— Start Dataset —

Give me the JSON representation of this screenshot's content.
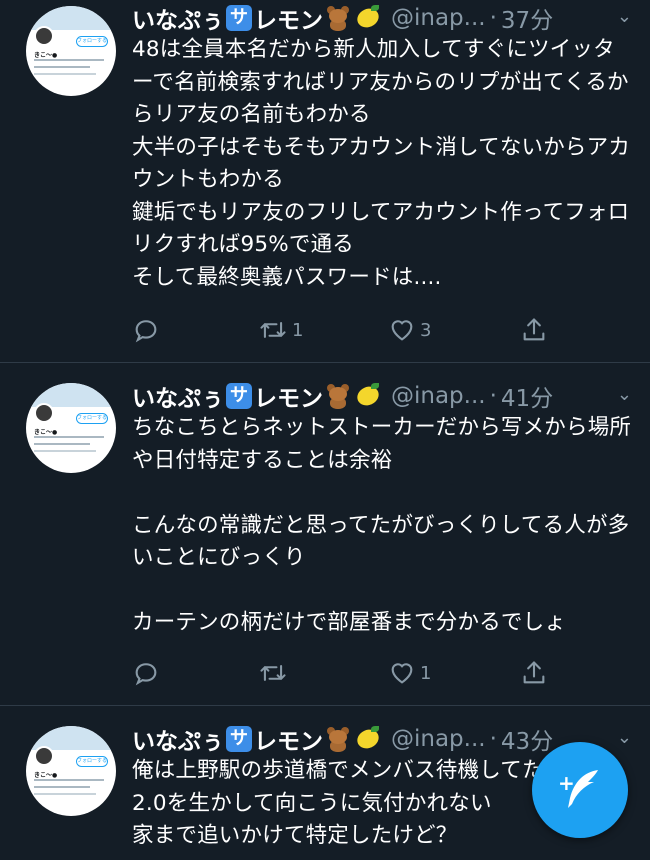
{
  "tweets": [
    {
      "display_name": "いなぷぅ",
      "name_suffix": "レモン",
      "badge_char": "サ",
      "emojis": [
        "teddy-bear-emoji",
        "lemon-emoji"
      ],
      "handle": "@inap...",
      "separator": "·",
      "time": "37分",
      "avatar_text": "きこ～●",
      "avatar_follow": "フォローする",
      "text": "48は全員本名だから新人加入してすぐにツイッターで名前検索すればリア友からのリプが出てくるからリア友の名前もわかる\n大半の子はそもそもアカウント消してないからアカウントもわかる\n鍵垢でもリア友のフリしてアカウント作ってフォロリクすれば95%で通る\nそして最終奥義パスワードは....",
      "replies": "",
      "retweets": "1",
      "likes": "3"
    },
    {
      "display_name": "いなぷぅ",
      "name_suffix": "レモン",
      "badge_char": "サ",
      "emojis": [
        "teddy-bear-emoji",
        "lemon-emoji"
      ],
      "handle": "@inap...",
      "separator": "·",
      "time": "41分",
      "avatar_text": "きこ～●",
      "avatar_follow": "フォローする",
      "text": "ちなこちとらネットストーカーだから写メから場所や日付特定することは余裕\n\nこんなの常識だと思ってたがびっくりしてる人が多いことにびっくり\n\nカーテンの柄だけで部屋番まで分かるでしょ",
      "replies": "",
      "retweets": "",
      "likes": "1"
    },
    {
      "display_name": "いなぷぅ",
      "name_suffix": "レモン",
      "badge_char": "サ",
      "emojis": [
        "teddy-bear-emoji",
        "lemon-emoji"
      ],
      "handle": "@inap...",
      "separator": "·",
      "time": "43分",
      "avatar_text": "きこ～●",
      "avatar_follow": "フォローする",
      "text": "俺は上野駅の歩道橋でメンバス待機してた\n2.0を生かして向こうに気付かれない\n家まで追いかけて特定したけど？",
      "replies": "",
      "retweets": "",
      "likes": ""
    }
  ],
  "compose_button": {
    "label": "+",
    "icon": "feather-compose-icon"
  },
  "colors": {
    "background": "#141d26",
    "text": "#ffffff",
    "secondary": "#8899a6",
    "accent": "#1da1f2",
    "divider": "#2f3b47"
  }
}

— End Dataset —
— Start Dataset —

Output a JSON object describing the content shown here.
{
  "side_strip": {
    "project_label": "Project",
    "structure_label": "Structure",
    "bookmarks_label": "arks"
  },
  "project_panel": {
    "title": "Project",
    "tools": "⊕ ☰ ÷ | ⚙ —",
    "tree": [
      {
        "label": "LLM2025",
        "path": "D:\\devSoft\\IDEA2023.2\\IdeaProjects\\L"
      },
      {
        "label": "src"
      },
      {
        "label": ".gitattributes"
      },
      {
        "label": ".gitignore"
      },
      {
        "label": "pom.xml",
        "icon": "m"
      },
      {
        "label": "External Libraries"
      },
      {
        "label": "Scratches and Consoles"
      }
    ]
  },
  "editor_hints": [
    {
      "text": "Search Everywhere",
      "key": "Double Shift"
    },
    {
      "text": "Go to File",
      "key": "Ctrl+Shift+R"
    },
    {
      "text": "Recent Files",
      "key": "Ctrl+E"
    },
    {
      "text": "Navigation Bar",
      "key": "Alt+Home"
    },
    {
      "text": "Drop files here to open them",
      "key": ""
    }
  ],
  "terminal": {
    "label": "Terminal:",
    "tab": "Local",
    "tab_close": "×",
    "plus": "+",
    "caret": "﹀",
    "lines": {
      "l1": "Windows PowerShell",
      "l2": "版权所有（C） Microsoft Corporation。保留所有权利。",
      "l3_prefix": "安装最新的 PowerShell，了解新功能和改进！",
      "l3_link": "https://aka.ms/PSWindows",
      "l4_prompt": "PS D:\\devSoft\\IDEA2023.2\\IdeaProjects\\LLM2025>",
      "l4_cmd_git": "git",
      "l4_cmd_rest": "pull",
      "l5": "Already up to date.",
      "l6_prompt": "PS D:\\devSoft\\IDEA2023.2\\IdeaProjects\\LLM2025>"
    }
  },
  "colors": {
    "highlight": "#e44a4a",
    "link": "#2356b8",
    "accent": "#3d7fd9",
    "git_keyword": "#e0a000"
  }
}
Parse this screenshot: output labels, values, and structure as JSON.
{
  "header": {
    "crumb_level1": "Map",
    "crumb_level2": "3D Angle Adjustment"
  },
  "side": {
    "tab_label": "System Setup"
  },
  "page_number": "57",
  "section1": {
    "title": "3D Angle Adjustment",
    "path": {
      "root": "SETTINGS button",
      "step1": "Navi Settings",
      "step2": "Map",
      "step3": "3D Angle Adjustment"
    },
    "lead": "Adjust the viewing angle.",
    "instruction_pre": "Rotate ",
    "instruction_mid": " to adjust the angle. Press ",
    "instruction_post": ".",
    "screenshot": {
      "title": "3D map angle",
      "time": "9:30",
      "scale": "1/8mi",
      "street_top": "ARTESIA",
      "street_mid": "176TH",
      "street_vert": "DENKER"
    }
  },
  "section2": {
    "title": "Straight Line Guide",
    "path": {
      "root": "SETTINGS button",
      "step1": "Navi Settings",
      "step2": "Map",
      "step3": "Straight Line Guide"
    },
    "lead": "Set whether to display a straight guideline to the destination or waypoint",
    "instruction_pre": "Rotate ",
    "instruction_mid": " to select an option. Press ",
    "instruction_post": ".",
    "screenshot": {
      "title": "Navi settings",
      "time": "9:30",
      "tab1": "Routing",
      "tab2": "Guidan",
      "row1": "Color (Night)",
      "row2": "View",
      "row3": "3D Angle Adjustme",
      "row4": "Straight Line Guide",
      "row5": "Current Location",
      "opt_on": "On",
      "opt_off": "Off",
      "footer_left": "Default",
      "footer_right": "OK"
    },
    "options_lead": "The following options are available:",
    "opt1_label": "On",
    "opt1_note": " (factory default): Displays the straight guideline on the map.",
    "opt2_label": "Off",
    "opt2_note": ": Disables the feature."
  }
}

— End Dataset —

== The task ==
Find "guideline". Copy every line it occurs in.

== Finished exercise ==
    "lead": "Set whether to display a straight guideline to the destination or waypoint",
    "opt1_note": " (factory default): Displays the straight guideline on the map.",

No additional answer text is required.